Do this -
All records are to be retyped faithfully and completely.

Records -
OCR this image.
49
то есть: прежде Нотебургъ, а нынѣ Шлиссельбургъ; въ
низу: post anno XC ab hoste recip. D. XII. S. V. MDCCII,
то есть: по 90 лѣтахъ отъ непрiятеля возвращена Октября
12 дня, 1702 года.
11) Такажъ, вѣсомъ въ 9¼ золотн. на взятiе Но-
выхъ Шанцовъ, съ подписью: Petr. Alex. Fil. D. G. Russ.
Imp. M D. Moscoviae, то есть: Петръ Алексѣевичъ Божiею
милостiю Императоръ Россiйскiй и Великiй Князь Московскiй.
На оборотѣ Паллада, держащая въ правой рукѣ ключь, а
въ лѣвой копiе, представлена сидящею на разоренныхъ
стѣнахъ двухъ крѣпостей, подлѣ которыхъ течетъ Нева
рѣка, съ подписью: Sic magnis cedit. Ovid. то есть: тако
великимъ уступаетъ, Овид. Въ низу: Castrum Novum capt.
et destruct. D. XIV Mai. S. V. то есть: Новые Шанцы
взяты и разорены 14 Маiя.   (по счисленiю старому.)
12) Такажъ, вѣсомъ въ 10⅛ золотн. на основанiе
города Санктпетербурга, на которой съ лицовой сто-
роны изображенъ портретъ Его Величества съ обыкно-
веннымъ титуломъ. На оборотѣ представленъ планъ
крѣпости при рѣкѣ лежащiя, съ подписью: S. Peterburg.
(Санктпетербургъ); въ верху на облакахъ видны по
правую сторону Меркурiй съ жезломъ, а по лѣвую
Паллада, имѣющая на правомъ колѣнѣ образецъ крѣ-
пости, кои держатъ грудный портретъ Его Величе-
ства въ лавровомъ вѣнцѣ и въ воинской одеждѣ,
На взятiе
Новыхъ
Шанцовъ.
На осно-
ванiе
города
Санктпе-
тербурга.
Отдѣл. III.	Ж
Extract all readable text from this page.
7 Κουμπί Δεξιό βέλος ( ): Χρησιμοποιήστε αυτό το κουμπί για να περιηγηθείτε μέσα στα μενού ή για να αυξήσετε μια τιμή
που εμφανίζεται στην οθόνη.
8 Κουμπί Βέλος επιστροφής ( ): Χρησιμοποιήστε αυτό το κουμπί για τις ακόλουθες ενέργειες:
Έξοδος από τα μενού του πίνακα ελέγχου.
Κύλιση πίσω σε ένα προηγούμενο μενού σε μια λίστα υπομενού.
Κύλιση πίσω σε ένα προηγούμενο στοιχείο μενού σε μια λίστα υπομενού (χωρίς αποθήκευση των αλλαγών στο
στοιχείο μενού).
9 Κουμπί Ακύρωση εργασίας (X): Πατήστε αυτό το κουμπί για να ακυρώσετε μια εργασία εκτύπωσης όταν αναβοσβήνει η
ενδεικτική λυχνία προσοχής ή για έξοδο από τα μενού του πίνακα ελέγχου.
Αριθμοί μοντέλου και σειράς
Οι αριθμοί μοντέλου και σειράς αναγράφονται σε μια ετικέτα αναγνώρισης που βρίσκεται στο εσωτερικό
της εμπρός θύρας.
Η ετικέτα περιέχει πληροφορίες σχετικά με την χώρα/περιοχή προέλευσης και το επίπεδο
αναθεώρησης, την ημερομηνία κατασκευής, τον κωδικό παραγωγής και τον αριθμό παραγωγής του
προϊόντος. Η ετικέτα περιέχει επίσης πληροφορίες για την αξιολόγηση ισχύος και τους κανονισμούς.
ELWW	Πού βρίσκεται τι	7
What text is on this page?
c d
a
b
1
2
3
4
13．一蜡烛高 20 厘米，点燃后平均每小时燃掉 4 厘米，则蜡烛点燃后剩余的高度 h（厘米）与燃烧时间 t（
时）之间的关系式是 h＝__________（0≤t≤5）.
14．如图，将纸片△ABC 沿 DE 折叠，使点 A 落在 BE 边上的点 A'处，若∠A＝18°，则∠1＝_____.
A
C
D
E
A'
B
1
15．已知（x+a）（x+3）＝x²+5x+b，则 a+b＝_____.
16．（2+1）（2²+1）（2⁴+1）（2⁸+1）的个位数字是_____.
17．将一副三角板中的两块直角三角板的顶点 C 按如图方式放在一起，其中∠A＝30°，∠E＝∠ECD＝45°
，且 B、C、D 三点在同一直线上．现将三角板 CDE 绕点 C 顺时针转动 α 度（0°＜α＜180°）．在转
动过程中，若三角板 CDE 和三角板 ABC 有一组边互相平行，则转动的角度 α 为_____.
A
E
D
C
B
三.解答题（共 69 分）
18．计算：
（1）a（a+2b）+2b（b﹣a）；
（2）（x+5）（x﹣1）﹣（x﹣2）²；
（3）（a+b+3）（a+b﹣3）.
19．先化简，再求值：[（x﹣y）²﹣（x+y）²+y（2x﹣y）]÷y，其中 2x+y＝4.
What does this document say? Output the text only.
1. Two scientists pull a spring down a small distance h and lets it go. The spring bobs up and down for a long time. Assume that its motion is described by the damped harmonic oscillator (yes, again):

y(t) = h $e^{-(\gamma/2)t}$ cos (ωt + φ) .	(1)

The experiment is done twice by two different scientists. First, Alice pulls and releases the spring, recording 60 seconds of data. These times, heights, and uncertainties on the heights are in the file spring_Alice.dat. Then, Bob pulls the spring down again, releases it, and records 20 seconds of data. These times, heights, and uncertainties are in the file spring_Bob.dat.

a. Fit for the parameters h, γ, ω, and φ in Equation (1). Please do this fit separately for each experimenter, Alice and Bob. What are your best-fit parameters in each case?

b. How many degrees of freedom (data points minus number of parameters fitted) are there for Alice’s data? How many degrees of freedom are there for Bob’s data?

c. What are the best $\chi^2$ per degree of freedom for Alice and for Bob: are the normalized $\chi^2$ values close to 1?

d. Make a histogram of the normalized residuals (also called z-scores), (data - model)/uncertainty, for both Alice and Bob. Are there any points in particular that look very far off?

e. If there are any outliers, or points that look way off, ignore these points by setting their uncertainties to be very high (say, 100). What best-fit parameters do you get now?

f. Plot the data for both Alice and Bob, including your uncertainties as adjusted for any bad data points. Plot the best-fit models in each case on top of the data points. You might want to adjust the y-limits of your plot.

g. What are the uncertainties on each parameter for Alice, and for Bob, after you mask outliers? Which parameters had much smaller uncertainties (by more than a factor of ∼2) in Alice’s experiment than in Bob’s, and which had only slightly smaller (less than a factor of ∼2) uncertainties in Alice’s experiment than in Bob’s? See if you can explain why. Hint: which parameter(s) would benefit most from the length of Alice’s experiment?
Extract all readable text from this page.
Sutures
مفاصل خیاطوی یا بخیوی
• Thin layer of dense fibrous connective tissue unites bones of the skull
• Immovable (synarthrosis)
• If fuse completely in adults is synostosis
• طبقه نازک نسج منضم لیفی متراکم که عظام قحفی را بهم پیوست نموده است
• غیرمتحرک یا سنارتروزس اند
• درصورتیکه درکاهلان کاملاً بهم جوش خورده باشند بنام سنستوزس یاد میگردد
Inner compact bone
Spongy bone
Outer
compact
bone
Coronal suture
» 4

Correct answer -
OCR this image.
49
то есть: прежде Нотебургъ, а нынѣ Шлиссельбургъ; въ
низу: post anno XC ab hoste recip. D. XII. S. V. MDCCII,
то есть: по 90 лѣтахъ отъ непрiятеля возвращена Октября
12 дня, 1702 года.
11) Такажъ, вѣсомъ въ 9¼ золотн. на взятiе Но-
выхъ Шанцовъ, съ подписью: Petr. Alex. Fil. D. G. Russ.
Imp. M D. Moscoviae, то есть: Петръ Алексѣевичъ Божiею
милостiю Императоръ Россiйскiй и Великiй Князь Московскiй.
На оборотѣ Паллада, держащая въ правой рукѣ ключь, а
въ лѣвой копiе, представлена сидящею на разоренныхъ
стѣнахъ двухъ крѣпостей, подлѣ которыхъ течетъ Нева
рѣка, съ подписью: Sic magnis cedit. Ovid. то есть: тако
великимъ уступаетъ, Овид. Въ низу: Castrum Novum capt.
et destruct. D. XIV Mai. S. V. то есть: Новые Шанцы
взяты и разорены 14 Маiя.   (по счисленiю старому.)
12) Такажъ, вѣсомъ въ 10⅛ золотн. на основанiе
города Санктпетербурга, на которой съ лицовой сто-
роны изображенъ портретъ Его Величества съ обыкно-
веннымъ титуломъ. На оборотѣ представленъ планъ
крѣпости при рѣкѣ лежащiя, съ подписью: S. Peterburg.
(Санктпетербургъ); въ верху на облакахъ видны по
правую сторону Меркурiй съ жезломъ, а по лѣвую
Паллада, имѣющая на правомъ колѣнѣ образецъ крѣ-
пости, кои держатъ грудный портретъ Его Величе-
ства въ лавровомъ вѣнцѣ и въ воинской одеждѣ,
На взятiе
Новыхъ
Шанцовъ.
На осно-
ванiе
города
Санктпе-
тербурга.
Отдѣл. III.	Ж
Extract all readable text from this page.
7 Κουμπί Δεξιό βέλος ( ): Χρησιμοποιήστε αυτό το κουμπί για να περιηγηθείτε μέσα στα μενού ή για να αυξήσετε μια τιμή
που εμφανίζεται στην οθόνη.
8 Κουμπί Βέλος επιστροφής ( ): Χρησιμοποιήστε αυτό το κουμπί για τις ακόλουθες ενέργειες:
Έξοδος από τα μενού του πίνακα ελέγχου.
Κύλιση πίσω σε ένα προηγούμενο μενού σε μια λίστα υπομενού.
Κύλιση πίσω σε ένα προηγούμενο στοιχείο μενού σε μια λίστα υπομενού (χωρίς αποθήκευση των αλλαγών στο
στοιχείο μενού).
9 Κουμπί Ακύρωση εργασίας (X): Πατήστε αυτό το κουμπί για να ακυρώσετε μια εργασία εκτύπωσης όταν αναβοσβήνει η
ενδεικτική λυχνία προσοχής ή για έξοδο από τα μενού του πίνακα ελέγχου.
Αριθμοί μοντέλου και σειράς
Οι αριθμοί μοντέλου και σειράς αναγράφονται σε μια ετικέτα αναγνώρισης που βρίσκεται στο εσωτερικό
της εμπρός θύρας.
Η ετικέτα περιέχει πληροφορίες σχετικά με την χώρα/περιοχή προέλευσης και το επίπεδο
αναθεώρησης, την ημερομηνία κατασκευής, τον κωδικό παραγωγής και τον αριθμό παραγωγής του
προϊόντος. Η ετικέτα περιέχει επίσης πληροφορίες για την αξιολόγηση ισχύος και τους κανονισμούς.
ELWW	Πού βρίσκεται τι	7
What text is on this page?
c d
a
b
1
2
3
4
13．一蜡烛高 20 厘米，点燃后平均每小时燃掉 4 厘米，则蜡烛点燃后剩余的高度 h（厘米）与燃烧时间 t（
时）之间的关系式是 h＝__________（0≤t≤5）.
14．如图，将纸片△ABC 沿 DE 折叠，使点 A 落在 BE 边上的点 A'处，若∠A＝18°，则∠1＝_____.
A
C
D
E
A'
B
1
15．已知（x+a）（x+3）＝x²+5x+b，则 a+b＝_____.
16．（2+1）（2²+1）（2⁴+1）（2⁸+1）的个位数字是_____.
17．将一副三角板中的两块直角三角板的顶点 C 按如图方式放在一起，其中∠A＝30°，∠E＝∠ECD＝45°
，且 B、C、D 三点在同一直线上．现将三角板 CDE 绕点 C 顺时针转动 α 度（0°＜α＜180°）．在转
动过程中，若三角板 CDE 和三角板 ABC 有一组边互相平行，则转动的角度 α 为_____.
A
E
D
C
B
三.解答题（共 69 分）
18．计算：
（1）a（a+2b）+2b（b﹣a）；
（2）（x+5）（x﹣1）﹣（x﹣2）²；
（3）（a+b+3）（a+b﹣3）.
19．先化简，再求值：[（x﹣y）²﹣（x+y）²+y（2x﹣y）]÷y，其中 2x+y＝4.
What does this document say? Output the text only.
1. Two scientists pull a spring down a small distance h and lets it go. The spring bobs up and down for a long time. Assume that its motion is described by the damped harmonic oscillator (yes, again):

y(t) = h $e^{-(\gamma/2)t}$ cos (ωt + φ) .	(1)

The experiment is done twice by two different scientists. First, Alice pulls and releases the spring, recording 60 seconds of data. These times, heights, and uncertainties on the heights are in the file spring_Alice.dat. Then, Bob pulls the spring down again, releases it, and records 20 seconds of data. These times, heights, and uncertainties are in the file spring_Bob.dat.

a. Fit for the parameters h, γ, ω, and φ in Equation (1). Please do this fit separately for each experimenter, Alice and Bob. What are your best-fit parameters in each case?

b. How many degrees of freedom (data points minus number of parameters fitted) are there for Alice’s data? How many degrees of freedom are there for Bob’s data?

c. What are the best $\chi^2$ per degree of freedom for Alice and for Bob: are the normalized $\chi^2$ values close to 1?

d. Make a histogram of the normalized residuals (also called z-scores), (data - model)/uncertainty, for both Alice and Bob. Are there any points in particular that look very far off?

e. If there are any outliers, or points that look way off, ignore these points by setting their uncertainties to be very high (say, 100). What best-fit parameters do you get now?

f. Plot the data for both Alice and Bob, including your uncertainties as adjusted for any bad data points. Plot the best-fit models in each case on top of the data points. You might want to adjust the y-limits of your plot.

g. What are the uncertainties on each parameter for Alice, and for Bob, after you mask outliers? Which parameters had much smaller uncertainties (by more than a factor of ∼2) in Alice’s experiment than in Bob’s, and which had only slightly smaller (less than a factor of ∼2) uncertainties in Alice’s experiment than in Bob’s? See if you can explain why. Hint: which parameter(s) would benefit most from the length of Alice’s experiment?
Extract all readable text from this page.
Sutures
مفاصل خیاطوی یا بخیوی
• Thin layer of dense fibrous connective tissue unites bones of the skull
• Immovable (synarthrosis)
• If fuse completely in adults is synostosis
• طبقه نازک نسج منضم لیفی متراکم که عظام قحفی را بهم پیوست نموده است
• غیرمتحرک یا سنارتروزس اند
• درصورتیکه درکاهلان کاملاً بهم جوش خورده باشند بنام سنستوزس یاد میگردد
Inner compact bone
Spongy bone
Outer
compact
bone
Coronal suture
» 4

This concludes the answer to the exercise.